Return the records that follow, matching each one exactly.
>> begin Provided material
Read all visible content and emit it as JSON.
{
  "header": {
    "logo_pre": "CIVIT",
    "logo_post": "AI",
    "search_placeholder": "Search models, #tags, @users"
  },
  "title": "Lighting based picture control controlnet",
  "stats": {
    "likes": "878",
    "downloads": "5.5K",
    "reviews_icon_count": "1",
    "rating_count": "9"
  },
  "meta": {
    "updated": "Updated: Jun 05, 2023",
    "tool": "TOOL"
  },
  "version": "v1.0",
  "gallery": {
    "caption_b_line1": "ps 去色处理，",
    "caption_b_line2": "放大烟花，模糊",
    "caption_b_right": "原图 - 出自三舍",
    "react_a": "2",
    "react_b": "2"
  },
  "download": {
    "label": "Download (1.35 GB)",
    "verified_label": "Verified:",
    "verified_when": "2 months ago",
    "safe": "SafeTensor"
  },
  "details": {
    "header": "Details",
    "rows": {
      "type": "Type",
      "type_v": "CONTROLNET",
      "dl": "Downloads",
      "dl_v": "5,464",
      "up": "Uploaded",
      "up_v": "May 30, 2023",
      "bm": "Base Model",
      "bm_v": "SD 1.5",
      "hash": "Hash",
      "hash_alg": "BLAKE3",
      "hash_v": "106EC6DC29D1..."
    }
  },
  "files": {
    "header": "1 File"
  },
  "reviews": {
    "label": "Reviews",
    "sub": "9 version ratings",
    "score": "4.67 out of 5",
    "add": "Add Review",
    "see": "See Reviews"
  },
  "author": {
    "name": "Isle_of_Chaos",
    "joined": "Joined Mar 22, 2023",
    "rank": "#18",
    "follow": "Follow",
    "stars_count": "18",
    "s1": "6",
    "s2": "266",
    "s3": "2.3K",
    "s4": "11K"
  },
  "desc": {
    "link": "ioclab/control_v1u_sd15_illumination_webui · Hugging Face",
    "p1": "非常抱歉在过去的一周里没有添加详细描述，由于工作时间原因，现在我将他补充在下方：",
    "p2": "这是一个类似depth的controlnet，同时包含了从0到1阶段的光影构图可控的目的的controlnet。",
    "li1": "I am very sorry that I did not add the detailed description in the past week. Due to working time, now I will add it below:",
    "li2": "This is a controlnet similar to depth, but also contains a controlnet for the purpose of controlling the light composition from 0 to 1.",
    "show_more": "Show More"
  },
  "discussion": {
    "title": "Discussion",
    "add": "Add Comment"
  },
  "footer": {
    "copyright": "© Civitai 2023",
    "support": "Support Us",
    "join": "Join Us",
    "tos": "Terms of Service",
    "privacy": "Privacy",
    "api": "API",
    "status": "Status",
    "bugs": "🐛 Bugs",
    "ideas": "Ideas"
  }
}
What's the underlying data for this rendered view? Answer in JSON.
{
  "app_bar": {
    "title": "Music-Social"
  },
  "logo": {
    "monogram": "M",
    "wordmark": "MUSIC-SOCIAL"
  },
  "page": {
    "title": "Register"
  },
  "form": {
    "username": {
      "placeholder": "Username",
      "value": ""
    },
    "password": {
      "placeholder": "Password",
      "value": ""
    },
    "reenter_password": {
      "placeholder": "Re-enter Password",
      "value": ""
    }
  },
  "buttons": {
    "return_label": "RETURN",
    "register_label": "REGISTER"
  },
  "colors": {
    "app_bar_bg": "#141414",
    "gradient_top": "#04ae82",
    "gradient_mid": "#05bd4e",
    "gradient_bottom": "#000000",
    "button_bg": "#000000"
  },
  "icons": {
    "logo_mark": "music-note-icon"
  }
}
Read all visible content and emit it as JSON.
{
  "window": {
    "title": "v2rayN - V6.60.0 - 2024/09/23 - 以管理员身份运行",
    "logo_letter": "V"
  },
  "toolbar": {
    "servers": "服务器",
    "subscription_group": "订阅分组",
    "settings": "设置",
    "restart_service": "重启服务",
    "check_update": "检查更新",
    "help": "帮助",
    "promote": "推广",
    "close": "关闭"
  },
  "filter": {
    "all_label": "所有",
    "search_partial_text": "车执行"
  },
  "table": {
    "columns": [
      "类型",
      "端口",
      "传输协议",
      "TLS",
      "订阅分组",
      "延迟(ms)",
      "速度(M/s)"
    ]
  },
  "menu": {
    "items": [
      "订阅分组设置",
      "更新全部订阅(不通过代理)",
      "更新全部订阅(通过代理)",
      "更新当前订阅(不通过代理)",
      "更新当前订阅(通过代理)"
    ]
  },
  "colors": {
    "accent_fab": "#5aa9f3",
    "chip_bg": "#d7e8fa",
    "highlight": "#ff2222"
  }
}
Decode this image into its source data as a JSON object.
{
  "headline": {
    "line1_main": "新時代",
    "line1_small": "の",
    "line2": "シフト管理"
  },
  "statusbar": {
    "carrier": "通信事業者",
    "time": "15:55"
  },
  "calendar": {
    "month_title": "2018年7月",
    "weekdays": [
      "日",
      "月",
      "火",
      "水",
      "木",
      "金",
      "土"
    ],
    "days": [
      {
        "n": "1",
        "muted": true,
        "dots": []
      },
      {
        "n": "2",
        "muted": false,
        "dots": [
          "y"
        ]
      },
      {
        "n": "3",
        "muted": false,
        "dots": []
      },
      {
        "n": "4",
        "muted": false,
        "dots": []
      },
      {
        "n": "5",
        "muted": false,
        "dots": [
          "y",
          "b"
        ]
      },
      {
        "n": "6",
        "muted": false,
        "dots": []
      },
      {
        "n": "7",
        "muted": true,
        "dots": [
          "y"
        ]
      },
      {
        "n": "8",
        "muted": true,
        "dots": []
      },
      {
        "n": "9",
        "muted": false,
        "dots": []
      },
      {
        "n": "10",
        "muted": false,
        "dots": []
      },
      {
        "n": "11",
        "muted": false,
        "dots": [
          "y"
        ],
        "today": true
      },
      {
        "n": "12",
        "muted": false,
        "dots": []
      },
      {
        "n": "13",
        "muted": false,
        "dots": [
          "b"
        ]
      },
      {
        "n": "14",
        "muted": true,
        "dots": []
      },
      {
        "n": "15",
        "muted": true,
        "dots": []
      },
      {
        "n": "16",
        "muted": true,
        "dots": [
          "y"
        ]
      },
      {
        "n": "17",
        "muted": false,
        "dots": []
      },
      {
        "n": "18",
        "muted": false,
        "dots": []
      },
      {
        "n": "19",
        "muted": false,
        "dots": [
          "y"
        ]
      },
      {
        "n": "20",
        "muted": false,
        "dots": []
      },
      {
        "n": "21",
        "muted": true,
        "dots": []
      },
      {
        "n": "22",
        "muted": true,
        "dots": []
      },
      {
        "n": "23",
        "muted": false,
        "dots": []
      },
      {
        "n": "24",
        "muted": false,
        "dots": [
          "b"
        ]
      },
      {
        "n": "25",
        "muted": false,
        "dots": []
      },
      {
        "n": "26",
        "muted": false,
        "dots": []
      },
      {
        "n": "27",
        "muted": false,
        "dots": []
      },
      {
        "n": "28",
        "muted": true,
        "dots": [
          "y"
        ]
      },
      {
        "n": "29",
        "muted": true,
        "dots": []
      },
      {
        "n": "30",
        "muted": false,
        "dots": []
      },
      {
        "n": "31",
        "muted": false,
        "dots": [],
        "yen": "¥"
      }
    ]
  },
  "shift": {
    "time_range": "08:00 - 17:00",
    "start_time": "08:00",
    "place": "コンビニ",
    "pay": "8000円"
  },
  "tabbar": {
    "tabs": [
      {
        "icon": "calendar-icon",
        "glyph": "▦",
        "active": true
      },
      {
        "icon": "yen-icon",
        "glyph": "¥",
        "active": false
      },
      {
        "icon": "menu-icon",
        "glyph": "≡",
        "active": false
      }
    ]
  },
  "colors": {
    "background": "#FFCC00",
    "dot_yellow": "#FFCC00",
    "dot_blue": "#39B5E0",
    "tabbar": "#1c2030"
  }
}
>> end Provided material
◆ Right answer:
Read all visible content and emit it as JSON.
{
  "header": {
    "logo_pre": "CIVIT",
    "logo_post": "AI",
    "search_placeholder": "Search models, #tags, @users"
  },
  "title": "Lighting based picture control controlnet",
  "stats": {
    "likes": "878",
    "downloads": "5.5K",
    "reviews_icon_count": "1",
    "rating_count": "9"
  },
  "meta": {
    "updated": "Updated: Jun 05, 2023",
    "tool": "TOOL"
  },
  "version": "v1.0",
  "gallery": {
    "caption_b_line1": "ps 去色处理，",
    "caption_b_line2": "放大烟花，模糊",
    "caption_b_right": "原图 - 出自三舍",
    "react_a": "2",
    "react_b": "2"
  },
  "download": {
    "label": "Download (1.35 GB)",
    "verified_label": "Verified:",
    "verified_when": "2 months ago",
    "safe": "SafeTensor"
  },
  "details": {
    "header": "Details",
    "rows": {
      "type": "Type",
      "type_v": "CONTROLNET",
      "dl": "Downloads",
      "dl_v": "5,464",
      "up": "Uploaded",
      "up_v": "May 30, 2023",
      "bm": "Base Model",
      "bm_v": "SD 1.5",
      "hash": "Hash",
      "hash_alg": "BLAKE3",
      "hash_v": "106EC6DC29D1..."
    }
  },
  "files": {
    "header": "1 File"
  },
  "reviews": {
    "label": "Reviews",
    "sub": "9 version ratings",
    "score": "4.67 out of 5",
    "add": "Add Review",
    "see": "See Reviews"
  },
  "author": {
    "name": "Isle_of_Chaos",
    "joined": "Joined Mar 22, 2023",
    "rank": "#18",
    "follow": "Follow",
    "stars_count": "18",
    "s1": "6",
    "s2": "266",
    "s3": "2.3K",
    "s4": "11K"
  },
  "desc": {
    "link": "ioclab/control_v1u_sd15_illumination_webui · Hugging Face",
    "p1": "非常抱歉在过去的一周里没有添加详细描述，由于工作时间原因，现在我将他补充在下方：",
    "p2": "这是一个类似depth的controlnet，同时包含了从0到1阶段的光影构图可控的目的的controlnet。",
    "li1": "I am very sorry that I did not add the detailed description in the past week. Due to working time, now I will add it below:",
    "li2": "This is a controlnet similar to depth, but also contains a controlnet for the purpose of controlling the light composition from 0 to 1.",
    "show_more": "Show More"
  },
  "discussion": {
    "title": "Discussion",
    "add": "Add Comment"
  },
  "footer": {
    "copyright": "© Civitai 2023",
    "support": "Support Us",
    "join": "Join Us",
    "tos": "Terms of Service",
    "privacy": "Privacy",
    "api": "API",
    "status": "Status",
    "bugs": "🐛 Bugs",
    "ideas": "Ideas"
  }
}
What's the underlying data for this rendered view? Answer in JSON.
{
  "app_bar": {
    "title": "Music-Social"
  },
  "logo": {
    "monogram": "M",
    "wordmark": "MUSIC-SOCIAL"
  },
  "page": {
    "title": "Register"
  },
  "form": {
    "username": {
      "placeholder": "Username",
      "value": ""
    },
    "password": {
      "placeholder": "Password",
      "value": ""
    },
    "reenter_password": {
      "placeholder": "Re-enter Password",
      "value": ""
    }
  },
  "buttons": {
    "return_label": "RETURN",
    "register_label": "REGISTER"
  },
  "colors": {
    "app_bar_bg": "#141414",
    "gradient_top": "#04ae82",
    "gradient_mid": "#05bd4e",
    "gradient_bottom": "#000000",
    "button_bg": "#000000"
  },
  "icons": {
    "logo_mark": "music-note-icon"
  }
}
Read all visible content and emit it as JSON.
{
  "window": {
    "title": "v2rayN - V6.60.0 - 2024/09/23 - 以管理员身份运行",
    "logo_letter": "V"
  },
  "toolbar": {
    "servers": "服务器",
    "subscription_group": "订阅分组",
    "settings": "设置",
    "restart_service": "重启服务",
    "check_update": "检查更新",
    "help": "帮助",
    "promote": "推广",
    "close": "关闭"
  },
  "filter": {
    "all_label": "所有",
    "search_partial_text": "车执行"
  },
  "table": {
    "columns": [
      "类型",
      "端口",
      "传输协议",
      "TLS",
      "订阅分组",
      "延迟(ms)",
      "速度(M/s)"
    ]
  },
  "menu": {
    "items": [
      "订阅分组设置",
      "更新全部订阅(不通过代理)",
      "更新全部订阅(通过代理)",
      "更新当前订阅(不通过代理)",
      "更新当前订阅(通过代理)"
    ]
  },
  "colors": {
    "accent_fab": "#5aa9f3",
    "chip_bg": "#d7e8fa",
    "highlight": "#ff2222"
  }
}
Decode this image into its source data as a JSON object.
{
  "headline": {
    "line1_main": "新時代",
    "line1_small": "の",
    "line2": "シフト管理"
  },
  "statusbar": {
    "carrier": "通信事業者",
    "time": "15:55"
  },
  "calendar": {
    "month_title": "2018年7月",
    "weekdays": [
      "日",
      "月",
      "火",
      "水",
      "木",
      "金",
      "土"
    ],
    "days": [
      {
        "n": "1",
        "muted": true,
        "dots": []
      },
      {
        "n": "2",
        "muted": false,
        "dots": [
          "y"
        ]
      },
      {
        "n": "3",
        "muted": false,
        "dots": []
      },
      {
        "n": "4",
        "muted": false,
        "dots": []
      },
      {
        "n": "5",
        "muted": false,
        "dots": [
          "y",
          "b"
        ]
      },
      {
        "n": "6",
        "muted": false,
        "dots": []
      },
      {
        "n": "7",
        "muted": true,
        "dots": [
          "y"
        ]
      },
      {
        "n": "8",
        "muted": true,
        "dots": []
      },
      {
        "n": "9",
        "muted": false,
        "dots": []
      },
      {
        "n": "10",
        "muted": false,
        "dots": []
      },
      {
        "n": "11",
        "muted": false,
        "dots": [
          "y"
        ],
        "today": true
      },
      {
        "n": "12",
        "muted": false,
        "dots": []
      },
      {
        "n": "13",
        "muted": false,
        "dots": [
          "b"
        ]
      },
      {
        "n": "14",
        "muted": true,
        "dots": []
      },
      {
        "n": "15",
        "muted": true,
        "dots": []
      },
      {
        "n": "16",
        "muted": true,
        "dots": [
          "y"
        ]
      },
      {
        "n": "17",
        "muted": false,
        "dots": []
      },
      {
        "n": "18",
        "muted": false,
        "dots": []
      },
      {
        "n": "19",
        "muted": false,
        "dots": [
          "y"
        ]
      },
      {
        "n": "20",
        "muted": false,
        "dots": []
      },
      {
        "n": "21",
        "muted": true,
        "dots": []
      },
      {
        "n": "22",
        "muted": true,
        "dots": []
      },
      {
        "n": "23",
        "muted": false,
        "dots": []
      },
      {
        "n": "24",
        "muted": false,
        "dots": [
          "b"
        ]
      },
      {
        "n": "25",
        "muted": false,
        "dots": []
      },
      {
        "n": "26",
        "muted": false,
        "dots": []
      },
      {
        "n": "27",
        "muted": false,
        "dots": []
      },
      {
        "n": "28",
        "muted": true,
        "dots": [
          "y"
        ]
      },
      {
        "n": "29",
        "muted": true,
        "dots": []
      },
      {
        "n": "30",
        "muted": false,
        "dots": []
      },
      {
        "n": "31",
        "muted": false,
        "dots": [],
        "yen": "¥"
      }
    ]
  },
  "shift": {
    "time_range": "08:00 - 17:00",
    "start_time": "08:00",
    "place": "コンビニ",
    "pay": "8000円"
  },
  "tabbar": {
    "tabs": [
      {
        "icon": "calendar-icon",
        "glyph": "▦",
        "active": true
      },
      {
        "icon": "yen-icon",
        "glyph": "¥",
        "active": false
      },
      {
        "icon": "menu-icon",
        "glyph": "≡",
        "active": false
      }
    ]
  },
  "colors": {
    "background": "#FFCC00",
    "dot_yellow": "#FFCC00",
    "dot_blue": "#39B5E0",
    "tabbar": "#1c2030"
  }
}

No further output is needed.